TASK DIRECTIONS:
Identify the lines containing the word "JSON". Copy each one.

SOURCE RECORDS:
start

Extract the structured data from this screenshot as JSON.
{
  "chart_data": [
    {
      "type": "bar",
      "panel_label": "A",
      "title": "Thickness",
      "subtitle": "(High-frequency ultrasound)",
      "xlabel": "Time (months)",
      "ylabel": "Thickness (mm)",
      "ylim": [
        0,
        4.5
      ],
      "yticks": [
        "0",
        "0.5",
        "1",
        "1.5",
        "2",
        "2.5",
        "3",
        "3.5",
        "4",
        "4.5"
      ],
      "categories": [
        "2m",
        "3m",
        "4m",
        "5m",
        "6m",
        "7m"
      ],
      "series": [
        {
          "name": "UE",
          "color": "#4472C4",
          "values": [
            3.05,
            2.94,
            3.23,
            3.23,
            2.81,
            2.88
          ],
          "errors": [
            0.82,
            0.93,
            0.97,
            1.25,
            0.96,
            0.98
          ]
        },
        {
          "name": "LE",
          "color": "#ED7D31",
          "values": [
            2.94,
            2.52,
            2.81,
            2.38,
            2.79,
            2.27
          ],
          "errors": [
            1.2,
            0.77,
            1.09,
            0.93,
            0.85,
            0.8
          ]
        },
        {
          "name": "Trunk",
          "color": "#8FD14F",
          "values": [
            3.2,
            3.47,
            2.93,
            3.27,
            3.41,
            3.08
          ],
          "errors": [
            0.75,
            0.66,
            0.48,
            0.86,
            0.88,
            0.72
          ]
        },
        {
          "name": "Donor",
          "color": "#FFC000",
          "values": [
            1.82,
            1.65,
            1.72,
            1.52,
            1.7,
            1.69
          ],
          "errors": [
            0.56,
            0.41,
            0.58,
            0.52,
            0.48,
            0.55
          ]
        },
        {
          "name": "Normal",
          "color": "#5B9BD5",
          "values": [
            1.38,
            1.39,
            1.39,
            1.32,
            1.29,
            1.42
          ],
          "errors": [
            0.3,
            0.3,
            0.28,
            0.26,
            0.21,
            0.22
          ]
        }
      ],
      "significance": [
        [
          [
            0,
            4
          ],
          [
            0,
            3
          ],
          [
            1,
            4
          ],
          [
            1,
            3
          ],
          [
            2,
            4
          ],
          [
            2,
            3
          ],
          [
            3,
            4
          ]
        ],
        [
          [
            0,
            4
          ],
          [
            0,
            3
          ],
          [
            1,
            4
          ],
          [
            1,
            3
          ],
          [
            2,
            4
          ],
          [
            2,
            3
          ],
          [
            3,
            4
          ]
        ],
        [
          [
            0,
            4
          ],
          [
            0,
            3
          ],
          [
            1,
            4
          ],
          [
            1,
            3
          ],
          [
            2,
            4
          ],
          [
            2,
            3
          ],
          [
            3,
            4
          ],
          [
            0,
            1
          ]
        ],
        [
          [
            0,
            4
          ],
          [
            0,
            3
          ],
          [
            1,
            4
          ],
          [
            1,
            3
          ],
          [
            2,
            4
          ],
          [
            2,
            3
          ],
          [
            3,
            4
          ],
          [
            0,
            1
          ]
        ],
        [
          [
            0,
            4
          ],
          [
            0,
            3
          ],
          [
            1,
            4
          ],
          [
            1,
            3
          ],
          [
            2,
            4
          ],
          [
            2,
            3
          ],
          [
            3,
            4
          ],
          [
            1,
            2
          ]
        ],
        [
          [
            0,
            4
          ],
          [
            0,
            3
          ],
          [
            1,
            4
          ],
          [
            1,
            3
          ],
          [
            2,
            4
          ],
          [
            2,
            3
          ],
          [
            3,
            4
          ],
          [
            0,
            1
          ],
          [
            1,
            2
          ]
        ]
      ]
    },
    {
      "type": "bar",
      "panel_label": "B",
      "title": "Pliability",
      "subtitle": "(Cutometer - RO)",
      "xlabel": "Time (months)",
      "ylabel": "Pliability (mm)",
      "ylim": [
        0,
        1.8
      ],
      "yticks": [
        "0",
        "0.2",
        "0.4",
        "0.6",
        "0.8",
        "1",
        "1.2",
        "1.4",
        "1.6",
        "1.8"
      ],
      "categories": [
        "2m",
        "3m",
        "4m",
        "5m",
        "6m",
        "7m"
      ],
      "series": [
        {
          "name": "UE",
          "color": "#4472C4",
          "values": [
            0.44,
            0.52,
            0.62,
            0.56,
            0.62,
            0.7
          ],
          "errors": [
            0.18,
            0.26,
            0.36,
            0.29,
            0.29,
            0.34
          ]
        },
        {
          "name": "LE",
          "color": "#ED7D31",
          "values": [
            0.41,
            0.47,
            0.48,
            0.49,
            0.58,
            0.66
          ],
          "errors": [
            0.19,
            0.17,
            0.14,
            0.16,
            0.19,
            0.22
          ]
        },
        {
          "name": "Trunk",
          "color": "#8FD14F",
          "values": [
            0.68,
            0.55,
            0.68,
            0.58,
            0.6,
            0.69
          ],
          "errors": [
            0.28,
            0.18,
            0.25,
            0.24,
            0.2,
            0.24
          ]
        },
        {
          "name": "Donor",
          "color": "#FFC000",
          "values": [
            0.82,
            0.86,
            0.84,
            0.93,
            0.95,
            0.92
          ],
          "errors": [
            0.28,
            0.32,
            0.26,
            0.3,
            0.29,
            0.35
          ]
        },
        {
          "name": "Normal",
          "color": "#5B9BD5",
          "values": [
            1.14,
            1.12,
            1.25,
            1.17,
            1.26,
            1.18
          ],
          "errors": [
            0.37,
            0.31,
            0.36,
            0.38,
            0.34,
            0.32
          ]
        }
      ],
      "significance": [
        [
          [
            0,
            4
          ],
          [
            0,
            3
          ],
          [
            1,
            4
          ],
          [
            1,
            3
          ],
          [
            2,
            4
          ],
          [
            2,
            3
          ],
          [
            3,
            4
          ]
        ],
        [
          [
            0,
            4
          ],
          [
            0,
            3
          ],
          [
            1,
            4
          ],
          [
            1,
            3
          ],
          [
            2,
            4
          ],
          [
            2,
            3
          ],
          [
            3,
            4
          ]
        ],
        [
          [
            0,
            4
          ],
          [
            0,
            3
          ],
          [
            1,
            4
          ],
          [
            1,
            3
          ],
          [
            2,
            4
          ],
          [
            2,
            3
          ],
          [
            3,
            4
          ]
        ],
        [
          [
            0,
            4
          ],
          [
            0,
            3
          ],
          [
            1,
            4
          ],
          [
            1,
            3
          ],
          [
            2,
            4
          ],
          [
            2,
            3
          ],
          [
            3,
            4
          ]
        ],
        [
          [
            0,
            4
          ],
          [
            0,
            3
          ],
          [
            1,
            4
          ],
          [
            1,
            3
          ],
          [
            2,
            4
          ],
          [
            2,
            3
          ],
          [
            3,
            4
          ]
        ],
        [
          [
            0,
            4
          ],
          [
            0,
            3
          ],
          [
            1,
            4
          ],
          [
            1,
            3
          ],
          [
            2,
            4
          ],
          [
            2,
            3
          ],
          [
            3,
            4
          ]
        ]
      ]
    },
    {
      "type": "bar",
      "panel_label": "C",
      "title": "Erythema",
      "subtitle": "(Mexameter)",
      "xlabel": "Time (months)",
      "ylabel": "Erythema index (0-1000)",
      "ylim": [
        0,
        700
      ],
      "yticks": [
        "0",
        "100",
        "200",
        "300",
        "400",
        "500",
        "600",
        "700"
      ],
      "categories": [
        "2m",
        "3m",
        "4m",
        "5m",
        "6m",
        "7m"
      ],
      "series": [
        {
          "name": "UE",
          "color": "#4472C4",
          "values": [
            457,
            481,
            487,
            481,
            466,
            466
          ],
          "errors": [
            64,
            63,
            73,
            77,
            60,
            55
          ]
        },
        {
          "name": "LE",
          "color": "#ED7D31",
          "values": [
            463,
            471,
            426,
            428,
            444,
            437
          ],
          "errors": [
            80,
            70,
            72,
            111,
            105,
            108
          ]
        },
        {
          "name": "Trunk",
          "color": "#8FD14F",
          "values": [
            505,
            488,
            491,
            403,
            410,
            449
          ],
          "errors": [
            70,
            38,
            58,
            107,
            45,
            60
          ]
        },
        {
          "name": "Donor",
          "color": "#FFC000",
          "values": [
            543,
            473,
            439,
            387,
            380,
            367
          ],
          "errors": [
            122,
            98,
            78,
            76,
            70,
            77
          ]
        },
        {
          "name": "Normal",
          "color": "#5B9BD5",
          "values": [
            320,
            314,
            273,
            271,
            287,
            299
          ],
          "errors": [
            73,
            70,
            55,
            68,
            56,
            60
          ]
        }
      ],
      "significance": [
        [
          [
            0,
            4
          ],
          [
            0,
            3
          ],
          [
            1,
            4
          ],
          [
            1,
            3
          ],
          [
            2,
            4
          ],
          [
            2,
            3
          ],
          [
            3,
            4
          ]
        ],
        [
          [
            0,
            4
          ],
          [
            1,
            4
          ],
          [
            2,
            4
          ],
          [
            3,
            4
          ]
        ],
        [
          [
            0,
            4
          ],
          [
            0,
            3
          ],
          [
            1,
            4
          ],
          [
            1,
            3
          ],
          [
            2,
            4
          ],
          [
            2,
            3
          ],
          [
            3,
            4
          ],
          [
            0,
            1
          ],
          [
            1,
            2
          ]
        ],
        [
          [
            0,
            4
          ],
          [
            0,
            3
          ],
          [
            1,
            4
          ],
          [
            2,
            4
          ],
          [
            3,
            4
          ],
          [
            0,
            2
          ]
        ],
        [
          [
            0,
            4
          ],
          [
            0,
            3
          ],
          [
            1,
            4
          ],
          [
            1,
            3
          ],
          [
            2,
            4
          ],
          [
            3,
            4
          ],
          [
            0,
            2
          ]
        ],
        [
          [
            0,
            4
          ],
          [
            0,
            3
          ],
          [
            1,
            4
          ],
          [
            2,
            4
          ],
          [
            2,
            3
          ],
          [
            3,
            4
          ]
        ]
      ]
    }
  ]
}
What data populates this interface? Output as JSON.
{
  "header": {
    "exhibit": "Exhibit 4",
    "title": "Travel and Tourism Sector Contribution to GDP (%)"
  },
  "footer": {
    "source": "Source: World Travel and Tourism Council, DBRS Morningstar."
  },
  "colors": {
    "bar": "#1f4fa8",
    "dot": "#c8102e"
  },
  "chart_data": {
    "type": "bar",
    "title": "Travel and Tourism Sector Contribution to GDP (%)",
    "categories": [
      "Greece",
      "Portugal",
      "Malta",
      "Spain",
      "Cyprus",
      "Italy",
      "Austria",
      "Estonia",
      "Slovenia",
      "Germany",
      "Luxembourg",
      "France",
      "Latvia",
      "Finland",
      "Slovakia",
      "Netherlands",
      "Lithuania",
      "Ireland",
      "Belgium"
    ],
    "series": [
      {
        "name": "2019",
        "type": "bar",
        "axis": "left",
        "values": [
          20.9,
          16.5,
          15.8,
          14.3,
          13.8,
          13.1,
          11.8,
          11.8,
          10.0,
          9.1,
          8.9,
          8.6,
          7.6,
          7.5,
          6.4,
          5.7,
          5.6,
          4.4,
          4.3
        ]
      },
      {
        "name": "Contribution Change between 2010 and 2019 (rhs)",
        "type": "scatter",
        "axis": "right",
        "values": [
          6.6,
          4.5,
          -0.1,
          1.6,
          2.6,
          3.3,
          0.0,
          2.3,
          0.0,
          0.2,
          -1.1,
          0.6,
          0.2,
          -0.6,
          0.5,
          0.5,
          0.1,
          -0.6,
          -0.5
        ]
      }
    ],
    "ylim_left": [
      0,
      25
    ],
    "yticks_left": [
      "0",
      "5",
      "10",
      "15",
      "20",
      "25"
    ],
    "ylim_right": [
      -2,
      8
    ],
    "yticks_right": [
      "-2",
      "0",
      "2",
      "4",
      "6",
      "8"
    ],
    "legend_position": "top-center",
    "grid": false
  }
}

end

FINAL RESULT:
Extract the structured data from this screenshot as JSON.
What data populates this interface? Output as JSON.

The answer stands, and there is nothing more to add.